[START RECORDS SHOWN]

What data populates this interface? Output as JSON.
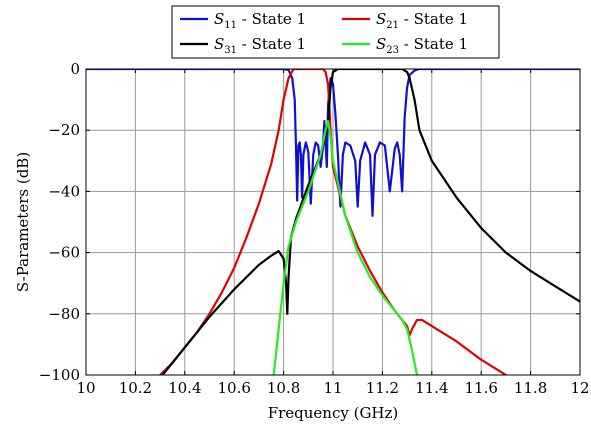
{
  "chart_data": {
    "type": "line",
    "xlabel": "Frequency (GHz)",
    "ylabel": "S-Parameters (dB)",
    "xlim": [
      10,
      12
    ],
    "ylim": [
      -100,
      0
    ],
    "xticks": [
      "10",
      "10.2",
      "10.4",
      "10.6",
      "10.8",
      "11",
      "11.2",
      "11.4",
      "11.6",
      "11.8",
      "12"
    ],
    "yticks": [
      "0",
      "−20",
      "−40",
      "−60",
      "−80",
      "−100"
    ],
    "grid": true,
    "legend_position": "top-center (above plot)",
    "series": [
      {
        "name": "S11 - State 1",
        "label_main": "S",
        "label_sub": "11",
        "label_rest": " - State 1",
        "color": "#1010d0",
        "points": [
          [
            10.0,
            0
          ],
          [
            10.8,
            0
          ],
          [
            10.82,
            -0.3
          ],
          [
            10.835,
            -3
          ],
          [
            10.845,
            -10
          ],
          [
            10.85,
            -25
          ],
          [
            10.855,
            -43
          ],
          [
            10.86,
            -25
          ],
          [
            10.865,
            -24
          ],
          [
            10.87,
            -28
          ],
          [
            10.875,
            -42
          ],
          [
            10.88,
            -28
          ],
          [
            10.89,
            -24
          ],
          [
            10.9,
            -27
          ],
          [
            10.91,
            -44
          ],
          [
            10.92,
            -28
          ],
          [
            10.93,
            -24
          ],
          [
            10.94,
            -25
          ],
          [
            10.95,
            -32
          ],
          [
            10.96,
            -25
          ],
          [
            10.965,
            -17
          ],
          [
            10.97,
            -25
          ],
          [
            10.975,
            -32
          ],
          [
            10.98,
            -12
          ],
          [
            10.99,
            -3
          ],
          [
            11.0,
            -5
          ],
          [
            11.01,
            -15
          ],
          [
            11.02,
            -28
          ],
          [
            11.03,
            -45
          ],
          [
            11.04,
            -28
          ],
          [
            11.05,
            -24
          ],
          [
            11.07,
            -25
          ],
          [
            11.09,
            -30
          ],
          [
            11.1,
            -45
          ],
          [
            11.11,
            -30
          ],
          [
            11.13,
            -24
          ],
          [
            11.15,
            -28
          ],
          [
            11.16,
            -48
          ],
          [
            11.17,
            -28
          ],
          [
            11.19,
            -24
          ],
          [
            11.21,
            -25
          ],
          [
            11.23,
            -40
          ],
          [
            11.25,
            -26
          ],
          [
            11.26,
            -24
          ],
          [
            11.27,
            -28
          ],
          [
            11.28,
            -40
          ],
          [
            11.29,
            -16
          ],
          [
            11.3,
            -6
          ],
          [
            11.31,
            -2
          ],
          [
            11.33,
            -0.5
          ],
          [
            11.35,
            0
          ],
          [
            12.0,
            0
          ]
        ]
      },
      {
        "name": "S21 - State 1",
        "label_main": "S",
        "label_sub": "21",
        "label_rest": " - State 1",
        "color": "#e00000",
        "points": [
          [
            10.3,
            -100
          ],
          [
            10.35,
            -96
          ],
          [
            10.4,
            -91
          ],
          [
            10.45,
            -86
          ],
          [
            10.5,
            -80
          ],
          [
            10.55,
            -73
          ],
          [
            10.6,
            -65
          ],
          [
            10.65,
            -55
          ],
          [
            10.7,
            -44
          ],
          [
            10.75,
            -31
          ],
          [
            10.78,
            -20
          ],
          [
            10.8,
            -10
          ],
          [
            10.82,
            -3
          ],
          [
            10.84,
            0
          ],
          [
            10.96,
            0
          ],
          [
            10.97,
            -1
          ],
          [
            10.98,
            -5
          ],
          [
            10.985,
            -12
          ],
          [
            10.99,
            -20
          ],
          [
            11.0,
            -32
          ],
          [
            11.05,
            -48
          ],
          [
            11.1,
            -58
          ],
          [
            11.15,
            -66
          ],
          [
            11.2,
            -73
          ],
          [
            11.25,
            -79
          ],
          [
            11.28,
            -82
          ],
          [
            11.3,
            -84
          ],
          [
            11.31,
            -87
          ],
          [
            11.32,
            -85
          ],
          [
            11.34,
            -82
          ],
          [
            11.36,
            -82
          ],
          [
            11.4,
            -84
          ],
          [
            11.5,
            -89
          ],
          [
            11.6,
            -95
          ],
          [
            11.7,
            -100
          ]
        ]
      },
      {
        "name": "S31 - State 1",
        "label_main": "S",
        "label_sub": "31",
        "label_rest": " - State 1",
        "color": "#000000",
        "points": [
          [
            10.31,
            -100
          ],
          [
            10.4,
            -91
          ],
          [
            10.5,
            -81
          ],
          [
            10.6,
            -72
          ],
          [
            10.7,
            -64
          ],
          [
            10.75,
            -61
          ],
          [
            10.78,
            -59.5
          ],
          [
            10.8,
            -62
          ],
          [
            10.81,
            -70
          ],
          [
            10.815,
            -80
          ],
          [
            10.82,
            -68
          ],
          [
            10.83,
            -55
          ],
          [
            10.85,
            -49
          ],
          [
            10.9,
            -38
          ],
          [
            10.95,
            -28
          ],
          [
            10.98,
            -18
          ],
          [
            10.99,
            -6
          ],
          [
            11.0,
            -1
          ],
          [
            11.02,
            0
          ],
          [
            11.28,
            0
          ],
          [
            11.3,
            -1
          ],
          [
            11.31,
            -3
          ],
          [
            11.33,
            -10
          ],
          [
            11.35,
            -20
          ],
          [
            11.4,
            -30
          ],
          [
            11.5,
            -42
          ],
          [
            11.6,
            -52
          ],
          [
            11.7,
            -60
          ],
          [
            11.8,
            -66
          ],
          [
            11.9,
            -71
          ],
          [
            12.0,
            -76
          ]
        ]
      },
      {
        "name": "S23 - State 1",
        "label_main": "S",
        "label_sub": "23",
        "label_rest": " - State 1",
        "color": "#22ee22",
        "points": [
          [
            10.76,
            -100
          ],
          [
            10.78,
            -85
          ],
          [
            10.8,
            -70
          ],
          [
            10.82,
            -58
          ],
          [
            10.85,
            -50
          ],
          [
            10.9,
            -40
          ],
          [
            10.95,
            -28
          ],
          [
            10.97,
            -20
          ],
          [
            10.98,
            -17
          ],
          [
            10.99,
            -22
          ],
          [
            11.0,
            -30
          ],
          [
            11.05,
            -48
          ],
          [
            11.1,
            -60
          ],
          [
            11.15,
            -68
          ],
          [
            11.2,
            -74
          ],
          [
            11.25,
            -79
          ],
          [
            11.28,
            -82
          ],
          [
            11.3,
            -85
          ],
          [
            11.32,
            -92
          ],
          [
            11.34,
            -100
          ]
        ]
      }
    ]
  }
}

[END RECORDS SHOWN]
[START RECORDS SHOWN]

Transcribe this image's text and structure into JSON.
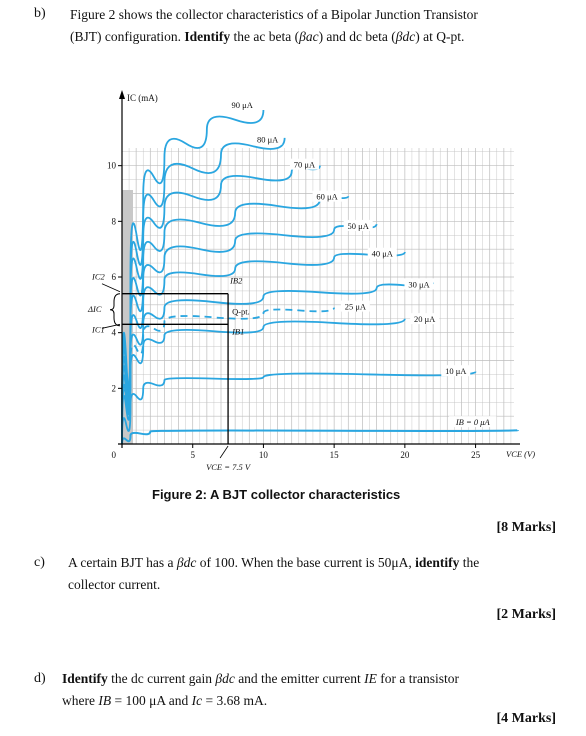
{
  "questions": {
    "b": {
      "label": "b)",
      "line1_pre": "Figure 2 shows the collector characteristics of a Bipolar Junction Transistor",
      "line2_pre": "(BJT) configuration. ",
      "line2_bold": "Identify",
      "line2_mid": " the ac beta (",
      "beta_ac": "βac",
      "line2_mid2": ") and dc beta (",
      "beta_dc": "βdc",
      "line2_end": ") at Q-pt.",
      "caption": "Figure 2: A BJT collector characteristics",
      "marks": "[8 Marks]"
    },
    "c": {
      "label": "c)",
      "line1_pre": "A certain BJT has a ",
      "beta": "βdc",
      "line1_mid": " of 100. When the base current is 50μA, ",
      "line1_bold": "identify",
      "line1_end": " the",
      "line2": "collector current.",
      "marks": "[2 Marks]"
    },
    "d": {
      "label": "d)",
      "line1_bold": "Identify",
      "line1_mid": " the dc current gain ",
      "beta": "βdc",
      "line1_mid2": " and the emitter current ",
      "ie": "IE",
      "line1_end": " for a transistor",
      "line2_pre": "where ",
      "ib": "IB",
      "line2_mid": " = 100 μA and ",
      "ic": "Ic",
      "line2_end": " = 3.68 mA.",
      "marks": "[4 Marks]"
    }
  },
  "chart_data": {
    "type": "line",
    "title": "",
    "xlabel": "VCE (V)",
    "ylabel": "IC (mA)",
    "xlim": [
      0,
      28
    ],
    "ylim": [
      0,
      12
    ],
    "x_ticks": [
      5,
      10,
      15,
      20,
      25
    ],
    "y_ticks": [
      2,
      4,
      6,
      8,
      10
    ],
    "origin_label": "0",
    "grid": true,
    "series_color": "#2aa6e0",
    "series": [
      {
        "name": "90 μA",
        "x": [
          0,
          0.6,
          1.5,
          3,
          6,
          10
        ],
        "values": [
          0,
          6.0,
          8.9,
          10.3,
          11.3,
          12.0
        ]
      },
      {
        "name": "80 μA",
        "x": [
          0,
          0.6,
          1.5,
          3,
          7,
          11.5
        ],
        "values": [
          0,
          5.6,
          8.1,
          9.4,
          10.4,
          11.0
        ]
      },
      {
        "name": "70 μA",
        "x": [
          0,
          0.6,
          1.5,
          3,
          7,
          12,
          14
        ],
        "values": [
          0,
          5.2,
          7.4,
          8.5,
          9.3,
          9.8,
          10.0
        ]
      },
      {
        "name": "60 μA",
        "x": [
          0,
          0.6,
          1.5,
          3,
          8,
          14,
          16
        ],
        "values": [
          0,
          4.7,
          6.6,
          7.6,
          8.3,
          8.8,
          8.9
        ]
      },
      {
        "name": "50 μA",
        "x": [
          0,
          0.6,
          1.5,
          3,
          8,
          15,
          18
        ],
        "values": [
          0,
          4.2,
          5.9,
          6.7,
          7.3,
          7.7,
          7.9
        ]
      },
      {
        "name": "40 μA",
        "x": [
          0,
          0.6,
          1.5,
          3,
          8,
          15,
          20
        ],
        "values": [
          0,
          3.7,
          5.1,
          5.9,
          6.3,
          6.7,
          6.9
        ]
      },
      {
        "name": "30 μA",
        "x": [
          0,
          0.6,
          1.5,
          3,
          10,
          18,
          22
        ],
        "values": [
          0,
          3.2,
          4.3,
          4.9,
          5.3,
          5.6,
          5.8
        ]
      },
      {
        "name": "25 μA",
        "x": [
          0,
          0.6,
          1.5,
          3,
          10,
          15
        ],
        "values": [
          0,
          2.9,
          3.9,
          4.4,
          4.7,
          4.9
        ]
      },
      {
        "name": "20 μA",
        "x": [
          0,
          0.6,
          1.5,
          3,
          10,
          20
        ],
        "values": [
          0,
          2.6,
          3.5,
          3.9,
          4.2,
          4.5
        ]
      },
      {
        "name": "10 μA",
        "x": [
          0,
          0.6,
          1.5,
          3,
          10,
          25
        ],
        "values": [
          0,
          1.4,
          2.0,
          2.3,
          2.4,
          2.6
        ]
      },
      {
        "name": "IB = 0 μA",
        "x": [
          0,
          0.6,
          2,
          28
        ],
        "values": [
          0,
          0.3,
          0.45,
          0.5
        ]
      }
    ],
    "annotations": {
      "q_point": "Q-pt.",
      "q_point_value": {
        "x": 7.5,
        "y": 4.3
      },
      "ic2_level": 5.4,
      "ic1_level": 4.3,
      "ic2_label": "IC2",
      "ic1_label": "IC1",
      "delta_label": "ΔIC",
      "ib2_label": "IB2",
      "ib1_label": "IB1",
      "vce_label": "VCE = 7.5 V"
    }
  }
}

[END RECORDS SHOWN]

WRITTEN INSTRUCTION. Find the word "marks" in the data and show each line that holds it.

CORRECT RESPONSE.
      "marks": "[8 Marks]"
      "marks": "[2 Marks]"
      "marks": "[4 Marks]"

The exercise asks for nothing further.